#### Task data ####
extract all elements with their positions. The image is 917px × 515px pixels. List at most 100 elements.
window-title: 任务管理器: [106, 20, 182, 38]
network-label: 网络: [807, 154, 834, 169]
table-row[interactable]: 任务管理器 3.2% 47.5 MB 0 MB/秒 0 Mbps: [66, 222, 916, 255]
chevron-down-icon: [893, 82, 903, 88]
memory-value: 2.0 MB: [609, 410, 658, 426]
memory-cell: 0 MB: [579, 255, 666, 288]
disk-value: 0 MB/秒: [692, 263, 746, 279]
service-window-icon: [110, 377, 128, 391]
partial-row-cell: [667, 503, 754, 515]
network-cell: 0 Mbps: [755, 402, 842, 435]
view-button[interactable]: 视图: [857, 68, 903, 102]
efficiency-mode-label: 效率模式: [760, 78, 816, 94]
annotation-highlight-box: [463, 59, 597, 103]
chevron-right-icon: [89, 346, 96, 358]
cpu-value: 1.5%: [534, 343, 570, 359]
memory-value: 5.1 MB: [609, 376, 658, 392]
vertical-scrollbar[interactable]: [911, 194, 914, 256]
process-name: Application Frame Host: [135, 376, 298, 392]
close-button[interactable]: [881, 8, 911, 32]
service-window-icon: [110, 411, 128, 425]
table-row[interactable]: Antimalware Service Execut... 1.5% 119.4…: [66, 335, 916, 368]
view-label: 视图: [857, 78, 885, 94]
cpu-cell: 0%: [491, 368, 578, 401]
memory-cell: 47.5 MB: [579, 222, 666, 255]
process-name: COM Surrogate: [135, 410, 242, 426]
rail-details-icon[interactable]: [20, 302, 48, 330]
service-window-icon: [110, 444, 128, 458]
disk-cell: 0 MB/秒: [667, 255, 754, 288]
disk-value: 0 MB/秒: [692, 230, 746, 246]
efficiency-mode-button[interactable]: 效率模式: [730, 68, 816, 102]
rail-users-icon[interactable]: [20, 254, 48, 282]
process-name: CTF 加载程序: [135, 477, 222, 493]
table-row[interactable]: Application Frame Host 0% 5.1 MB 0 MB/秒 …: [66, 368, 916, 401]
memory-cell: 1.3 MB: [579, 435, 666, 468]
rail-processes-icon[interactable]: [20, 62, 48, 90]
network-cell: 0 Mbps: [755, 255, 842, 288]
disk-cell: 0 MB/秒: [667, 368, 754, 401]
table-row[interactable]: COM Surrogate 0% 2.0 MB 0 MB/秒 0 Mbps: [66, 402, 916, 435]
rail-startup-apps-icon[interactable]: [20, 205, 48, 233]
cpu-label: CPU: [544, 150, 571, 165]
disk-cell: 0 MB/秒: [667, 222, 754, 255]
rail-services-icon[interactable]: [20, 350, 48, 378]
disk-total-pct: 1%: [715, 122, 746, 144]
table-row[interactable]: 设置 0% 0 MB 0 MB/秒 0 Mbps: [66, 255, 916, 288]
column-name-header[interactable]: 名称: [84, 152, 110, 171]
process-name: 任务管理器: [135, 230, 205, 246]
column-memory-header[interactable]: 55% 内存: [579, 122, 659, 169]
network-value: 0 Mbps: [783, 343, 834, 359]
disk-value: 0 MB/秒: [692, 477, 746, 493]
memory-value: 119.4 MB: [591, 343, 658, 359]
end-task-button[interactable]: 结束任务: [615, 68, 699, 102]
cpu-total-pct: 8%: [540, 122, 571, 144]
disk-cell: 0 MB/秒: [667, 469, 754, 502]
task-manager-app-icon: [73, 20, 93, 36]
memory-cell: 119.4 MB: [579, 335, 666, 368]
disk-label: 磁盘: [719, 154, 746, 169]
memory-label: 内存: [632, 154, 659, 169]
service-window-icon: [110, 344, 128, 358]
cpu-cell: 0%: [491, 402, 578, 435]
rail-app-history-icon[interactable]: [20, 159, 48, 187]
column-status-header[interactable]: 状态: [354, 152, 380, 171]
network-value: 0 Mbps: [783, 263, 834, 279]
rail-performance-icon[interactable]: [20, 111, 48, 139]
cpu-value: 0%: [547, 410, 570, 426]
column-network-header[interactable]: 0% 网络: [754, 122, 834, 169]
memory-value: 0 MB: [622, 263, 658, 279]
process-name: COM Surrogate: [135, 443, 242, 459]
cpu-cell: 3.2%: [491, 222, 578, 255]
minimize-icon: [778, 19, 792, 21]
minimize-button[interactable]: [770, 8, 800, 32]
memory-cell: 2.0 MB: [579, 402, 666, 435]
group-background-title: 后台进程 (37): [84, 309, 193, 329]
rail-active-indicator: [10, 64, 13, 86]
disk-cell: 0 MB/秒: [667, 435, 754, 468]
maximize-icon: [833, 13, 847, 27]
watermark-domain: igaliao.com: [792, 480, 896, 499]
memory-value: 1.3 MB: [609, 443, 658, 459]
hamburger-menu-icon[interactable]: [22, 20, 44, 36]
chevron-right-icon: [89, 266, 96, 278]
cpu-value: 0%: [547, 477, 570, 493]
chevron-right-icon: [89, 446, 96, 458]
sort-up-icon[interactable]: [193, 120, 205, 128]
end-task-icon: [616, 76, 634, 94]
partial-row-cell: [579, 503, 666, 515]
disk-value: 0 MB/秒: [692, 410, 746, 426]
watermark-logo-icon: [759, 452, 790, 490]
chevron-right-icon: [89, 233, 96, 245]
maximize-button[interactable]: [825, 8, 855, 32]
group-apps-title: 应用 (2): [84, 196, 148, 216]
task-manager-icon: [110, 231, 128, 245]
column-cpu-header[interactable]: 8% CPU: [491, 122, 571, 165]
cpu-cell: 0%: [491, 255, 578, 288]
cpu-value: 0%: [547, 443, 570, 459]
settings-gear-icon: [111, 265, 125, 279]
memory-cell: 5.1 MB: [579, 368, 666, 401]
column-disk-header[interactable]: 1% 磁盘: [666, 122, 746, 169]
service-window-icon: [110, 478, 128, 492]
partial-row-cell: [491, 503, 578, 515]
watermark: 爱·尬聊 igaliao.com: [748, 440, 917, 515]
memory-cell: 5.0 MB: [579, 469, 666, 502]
####
#### Task data ####
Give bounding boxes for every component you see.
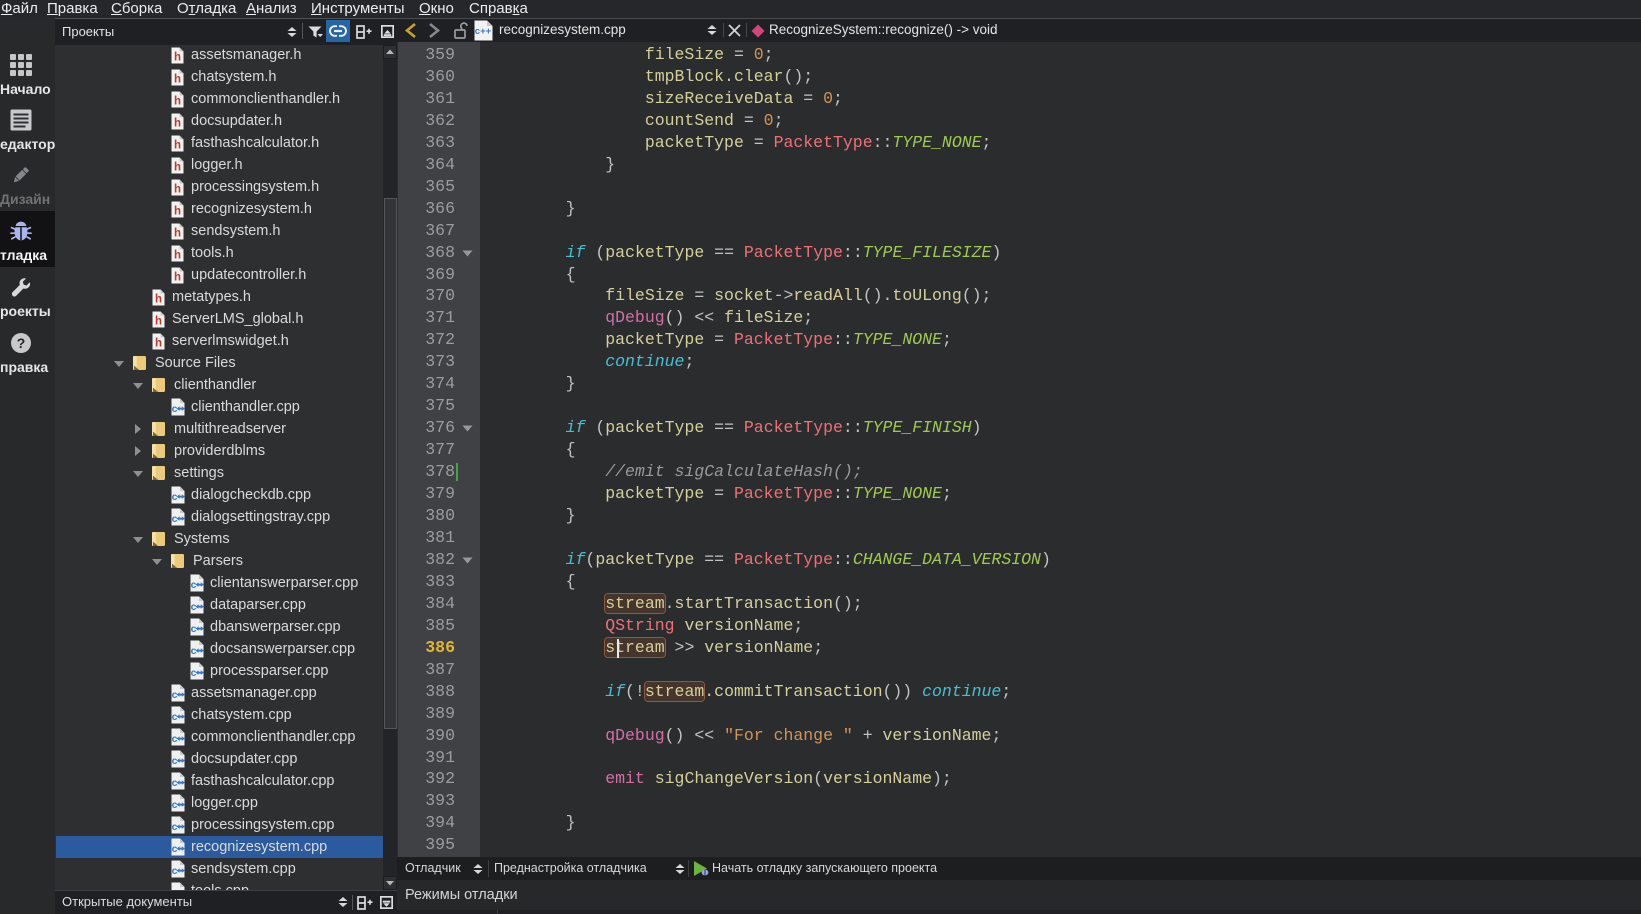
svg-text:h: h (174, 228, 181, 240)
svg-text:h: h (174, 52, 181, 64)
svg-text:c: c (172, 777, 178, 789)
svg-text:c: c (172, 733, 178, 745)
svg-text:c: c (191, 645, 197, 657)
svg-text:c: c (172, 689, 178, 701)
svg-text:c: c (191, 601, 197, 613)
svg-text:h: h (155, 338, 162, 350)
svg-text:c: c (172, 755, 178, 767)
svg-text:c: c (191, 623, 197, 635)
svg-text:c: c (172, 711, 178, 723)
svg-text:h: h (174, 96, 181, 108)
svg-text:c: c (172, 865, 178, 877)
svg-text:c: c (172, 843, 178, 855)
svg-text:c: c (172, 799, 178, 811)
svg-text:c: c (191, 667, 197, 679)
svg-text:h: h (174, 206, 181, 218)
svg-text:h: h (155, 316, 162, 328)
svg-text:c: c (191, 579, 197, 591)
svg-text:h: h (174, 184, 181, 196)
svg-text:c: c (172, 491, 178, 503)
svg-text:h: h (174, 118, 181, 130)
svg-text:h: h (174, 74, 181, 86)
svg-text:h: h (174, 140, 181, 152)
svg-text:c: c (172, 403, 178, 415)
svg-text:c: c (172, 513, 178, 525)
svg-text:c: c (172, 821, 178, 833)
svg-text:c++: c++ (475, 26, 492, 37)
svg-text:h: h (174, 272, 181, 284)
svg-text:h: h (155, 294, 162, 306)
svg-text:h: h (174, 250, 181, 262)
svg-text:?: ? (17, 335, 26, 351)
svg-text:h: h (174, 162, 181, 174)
####
Please copy word for word the lines from the line with "extract all elements" to the line with "chevron-right-icon: [89, 346, 96, 358]", both of those lines included.

extract all elements with their positions. The image is 917px × 515px pixels. List at most 100 elements.
window-title: 任务管理器: [106, 20, 182, 38]
network-label: 网络: [807, 154, 834, 169]
table-row[interactable]: 任务管理器 3.2% 47.5 MB 0 MB/秒 0 Mbps: [66, 222, 916, 255]
chevron-down-icon: [893, 82, 903, 88]
memory-value: 2.0 MB: [609, 410, 658, 426]
memory-cell: 0 MB: [579, 255, 666, 288]
disk-value: 0 MB/秒: [692, 263, 746, 279]
service-window-icon: [110, 377, 128, 391]
partial-row-cell: [667, 503, 754, 515]
network-cell: 0 Mbps: [755, 402, 842, 435]
view-button[interactable]: 视图: [857, 68, 903, 102]
efficiency-mode-label: 效率模式: [760, 78, 816, 94]
annotation-highlight-box: [463, 59, 597, 103]
chevron-right-icon: [89, 346, 96, 358]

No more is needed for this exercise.